» EXERCISE BRIEF
Below are some records. Pull every line that contains the word "отношениям".

## BEGIN

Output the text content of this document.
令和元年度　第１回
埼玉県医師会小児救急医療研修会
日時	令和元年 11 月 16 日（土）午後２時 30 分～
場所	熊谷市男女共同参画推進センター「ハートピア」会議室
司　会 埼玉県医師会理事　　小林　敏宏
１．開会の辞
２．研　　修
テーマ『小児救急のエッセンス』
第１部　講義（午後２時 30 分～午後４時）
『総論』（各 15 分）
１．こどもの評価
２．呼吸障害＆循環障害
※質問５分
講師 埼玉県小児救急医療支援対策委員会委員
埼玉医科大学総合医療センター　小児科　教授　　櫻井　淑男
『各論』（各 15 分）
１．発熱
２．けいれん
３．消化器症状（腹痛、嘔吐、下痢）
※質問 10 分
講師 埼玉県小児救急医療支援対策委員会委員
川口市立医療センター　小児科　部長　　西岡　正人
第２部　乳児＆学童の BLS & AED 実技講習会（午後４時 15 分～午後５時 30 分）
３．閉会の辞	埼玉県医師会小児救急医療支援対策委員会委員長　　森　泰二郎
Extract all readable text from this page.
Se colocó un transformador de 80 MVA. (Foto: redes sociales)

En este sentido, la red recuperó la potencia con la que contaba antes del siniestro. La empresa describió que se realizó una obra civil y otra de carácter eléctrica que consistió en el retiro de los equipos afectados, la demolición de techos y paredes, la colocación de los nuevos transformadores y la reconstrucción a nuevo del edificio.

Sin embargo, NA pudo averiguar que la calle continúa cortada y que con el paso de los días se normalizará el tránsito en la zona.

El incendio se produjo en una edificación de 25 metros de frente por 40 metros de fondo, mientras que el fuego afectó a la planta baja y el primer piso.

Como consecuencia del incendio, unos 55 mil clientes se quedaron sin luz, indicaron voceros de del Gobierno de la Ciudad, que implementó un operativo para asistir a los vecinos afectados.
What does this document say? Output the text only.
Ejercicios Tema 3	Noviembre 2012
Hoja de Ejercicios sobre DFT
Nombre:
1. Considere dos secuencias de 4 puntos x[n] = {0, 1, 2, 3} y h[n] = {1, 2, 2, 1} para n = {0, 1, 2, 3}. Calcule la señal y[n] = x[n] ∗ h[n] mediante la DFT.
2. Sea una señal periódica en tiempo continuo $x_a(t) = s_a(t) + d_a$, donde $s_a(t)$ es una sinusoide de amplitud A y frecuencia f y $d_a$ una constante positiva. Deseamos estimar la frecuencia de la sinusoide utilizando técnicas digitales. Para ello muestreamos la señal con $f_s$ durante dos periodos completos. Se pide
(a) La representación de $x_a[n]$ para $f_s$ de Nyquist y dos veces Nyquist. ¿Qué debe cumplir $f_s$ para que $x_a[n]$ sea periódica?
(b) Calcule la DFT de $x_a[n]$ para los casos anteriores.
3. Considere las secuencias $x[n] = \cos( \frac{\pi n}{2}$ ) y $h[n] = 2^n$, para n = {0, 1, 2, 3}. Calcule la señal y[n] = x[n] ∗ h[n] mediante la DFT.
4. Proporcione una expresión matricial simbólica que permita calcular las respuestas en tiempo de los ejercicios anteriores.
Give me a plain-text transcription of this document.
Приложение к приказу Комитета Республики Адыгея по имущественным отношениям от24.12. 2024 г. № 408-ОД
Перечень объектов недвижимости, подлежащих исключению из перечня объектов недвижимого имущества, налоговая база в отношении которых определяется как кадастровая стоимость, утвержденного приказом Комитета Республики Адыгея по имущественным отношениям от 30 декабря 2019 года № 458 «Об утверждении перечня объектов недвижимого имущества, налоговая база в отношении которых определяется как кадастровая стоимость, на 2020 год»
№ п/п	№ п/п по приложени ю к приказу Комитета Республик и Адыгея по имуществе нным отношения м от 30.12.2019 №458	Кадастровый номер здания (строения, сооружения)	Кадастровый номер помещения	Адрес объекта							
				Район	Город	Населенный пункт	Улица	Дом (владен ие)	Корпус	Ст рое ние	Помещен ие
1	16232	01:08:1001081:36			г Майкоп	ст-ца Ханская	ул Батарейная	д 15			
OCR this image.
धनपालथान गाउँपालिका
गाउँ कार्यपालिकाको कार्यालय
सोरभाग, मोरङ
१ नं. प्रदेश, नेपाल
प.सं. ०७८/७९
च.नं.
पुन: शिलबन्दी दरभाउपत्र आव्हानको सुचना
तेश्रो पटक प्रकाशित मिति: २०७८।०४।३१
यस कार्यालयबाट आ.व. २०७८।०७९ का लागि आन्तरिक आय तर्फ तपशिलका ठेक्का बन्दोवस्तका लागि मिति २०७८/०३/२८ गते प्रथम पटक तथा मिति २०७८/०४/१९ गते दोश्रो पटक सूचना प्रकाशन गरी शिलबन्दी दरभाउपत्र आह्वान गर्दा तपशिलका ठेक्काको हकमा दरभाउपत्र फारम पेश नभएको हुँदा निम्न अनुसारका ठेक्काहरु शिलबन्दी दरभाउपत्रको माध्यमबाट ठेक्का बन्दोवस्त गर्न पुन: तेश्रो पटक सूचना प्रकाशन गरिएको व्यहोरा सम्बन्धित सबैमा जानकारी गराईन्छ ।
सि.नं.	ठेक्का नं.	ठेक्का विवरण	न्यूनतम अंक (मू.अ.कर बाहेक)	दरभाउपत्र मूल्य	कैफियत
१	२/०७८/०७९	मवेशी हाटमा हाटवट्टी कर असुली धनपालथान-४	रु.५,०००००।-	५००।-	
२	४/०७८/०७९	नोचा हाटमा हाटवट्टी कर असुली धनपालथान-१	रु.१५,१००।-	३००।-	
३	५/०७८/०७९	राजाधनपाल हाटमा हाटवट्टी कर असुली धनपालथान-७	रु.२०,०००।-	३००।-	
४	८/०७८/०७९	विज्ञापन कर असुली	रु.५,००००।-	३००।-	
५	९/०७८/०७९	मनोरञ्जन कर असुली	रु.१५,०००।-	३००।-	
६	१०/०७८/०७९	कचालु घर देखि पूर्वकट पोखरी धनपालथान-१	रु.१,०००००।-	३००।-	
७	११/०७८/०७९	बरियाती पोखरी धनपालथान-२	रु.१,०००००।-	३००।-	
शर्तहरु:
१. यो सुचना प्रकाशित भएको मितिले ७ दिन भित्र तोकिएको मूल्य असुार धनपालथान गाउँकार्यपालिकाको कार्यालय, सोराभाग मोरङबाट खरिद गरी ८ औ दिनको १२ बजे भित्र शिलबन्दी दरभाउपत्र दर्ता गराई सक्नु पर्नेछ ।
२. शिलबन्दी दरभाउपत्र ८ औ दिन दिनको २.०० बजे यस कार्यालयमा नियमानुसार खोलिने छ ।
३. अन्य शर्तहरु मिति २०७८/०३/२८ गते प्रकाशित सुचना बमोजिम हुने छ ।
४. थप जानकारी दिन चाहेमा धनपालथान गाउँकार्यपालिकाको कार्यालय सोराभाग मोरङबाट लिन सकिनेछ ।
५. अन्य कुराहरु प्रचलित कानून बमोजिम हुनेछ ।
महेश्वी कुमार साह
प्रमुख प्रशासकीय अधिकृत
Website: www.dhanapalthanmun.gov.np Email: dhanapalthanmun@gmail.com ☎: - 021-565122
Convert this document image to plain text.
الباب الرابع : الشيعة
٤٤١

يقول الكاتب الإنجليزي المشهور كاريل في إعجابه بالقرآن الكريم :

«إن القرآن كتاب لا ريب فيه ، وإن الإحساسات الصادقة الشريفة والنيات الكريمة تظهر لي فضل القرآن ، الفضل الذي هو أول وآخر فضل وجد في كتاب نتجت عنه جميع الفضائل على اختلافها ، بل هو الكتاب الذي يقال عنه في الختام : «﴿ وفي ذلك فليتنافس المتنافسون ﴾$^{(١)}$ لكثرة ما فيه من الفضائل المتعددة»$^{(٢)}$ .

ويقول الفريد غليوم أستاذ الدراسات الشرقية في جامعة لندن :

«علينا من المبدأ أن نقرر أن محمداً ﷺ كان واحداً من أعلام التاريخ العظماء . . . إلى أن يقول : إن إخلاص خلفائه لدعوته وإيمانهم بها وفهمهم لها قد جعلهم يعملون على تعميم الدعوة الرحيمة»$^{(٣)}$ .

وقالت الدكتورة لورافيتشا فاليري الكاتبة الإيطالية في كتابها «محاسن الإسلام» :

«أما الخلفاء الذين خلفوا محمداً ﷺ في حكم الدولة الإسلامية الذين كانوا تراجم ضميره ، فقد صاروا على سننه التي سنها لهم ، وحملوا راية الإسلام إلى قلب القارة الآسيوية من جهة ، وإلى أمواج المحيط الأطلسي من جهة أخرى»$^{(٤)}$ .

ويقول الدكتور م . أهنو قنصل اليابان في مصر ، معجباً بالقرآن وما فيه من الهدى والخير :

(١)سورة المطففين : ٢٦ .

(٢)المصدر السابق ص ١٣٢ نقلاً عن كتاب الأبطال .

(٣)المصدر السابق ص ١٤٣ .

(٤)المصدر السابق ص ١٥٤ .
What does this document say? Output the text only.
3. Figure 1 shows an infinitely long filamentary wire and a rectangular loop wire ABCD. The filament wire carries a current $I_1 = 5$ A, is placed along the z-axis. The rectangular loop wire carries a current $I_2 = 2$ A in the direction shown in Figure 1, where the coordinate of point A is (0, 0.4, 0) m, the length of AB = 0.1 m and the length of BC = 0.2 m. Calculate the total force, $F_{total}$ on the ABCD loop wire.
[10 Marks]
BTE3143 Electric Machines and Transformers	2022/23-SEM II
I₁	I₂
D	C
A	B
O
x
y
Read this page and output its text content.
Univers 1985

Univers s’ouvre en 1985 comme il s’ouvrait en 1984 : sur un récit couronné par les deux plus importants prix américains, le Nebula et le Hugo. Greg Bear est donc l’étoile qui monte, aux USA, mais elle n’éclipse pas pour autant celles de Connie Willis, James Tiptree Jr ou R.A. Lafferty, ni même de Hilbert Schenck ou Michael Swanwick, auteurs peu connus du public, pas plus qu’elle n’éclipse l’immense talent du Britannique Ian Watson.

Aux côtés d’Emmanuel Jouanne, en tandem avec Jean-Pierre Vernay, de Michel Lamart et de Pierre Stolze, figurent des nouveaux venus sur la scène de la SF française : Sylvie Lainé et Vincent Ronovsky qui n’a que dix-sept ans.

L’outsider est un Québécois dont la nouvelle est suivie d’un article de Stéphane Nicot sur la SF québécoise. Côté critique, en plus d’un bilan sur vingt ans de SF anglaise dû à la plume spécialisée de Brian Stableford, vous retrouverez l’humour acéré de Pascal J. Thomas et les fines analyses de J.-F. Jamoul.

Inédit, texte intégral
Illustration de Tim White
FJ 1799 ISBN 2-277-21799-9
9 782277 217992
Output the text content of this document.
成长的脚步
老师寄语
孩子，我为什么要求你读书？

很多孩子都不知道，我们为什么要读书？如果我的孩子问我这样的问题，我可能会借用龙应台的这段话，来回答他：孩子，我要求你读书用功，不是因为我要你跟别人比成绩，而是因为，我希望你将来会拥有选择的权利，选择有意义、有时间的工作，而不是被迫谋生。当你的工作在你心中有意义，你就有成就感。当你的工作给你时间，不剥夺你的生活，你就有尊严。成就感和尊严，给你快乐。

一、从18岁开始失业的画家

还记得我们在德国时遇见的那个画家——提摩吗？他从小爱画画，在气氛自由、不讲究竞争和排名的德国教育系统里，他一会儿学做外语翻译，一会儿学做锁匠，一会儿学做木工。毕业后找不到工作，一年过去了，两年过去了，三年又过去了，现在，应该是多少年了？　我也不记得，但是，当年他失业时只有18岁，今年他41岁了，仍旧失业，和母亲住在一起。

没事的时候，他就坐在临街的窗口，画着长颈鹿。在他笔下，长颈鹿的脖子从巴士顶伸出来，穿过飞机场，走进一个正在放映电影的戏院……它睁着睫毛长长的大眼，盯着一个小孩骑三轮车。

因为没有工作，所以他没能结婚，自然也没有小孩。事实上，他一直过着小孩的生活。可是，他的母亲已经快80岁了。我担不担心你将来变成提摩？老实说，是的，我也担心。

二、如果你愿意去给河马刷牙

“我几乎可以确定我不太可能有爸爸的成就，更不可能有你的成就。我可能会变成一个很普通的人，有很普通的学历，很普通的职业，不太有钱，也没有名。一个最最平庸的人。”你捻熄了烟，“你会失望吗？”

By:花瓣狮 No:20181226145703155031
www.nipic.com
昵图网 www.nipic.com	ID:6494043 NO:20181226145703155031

## END

» RESULT FOR THIS TASK
Приложение к приказу Комитета Республики Адыгея по имущественным отношениям от24.12. 2024 г. № 408-ОД
Перечень объектов недвижимости, подлежащих исключению из перечня объектов недвижимого имущества, налоговая база в отношении которых определяется как кадастровая стоимость, утвержденного приказом Комитета Республики Адыгея по имущественным отношениям от 30 декабря 2019 года № 458 «Об утверждении перечня объектов недвижимого имущества, налоговая база в отношении которых определяется как кадастровая стоимость, на 2020 год»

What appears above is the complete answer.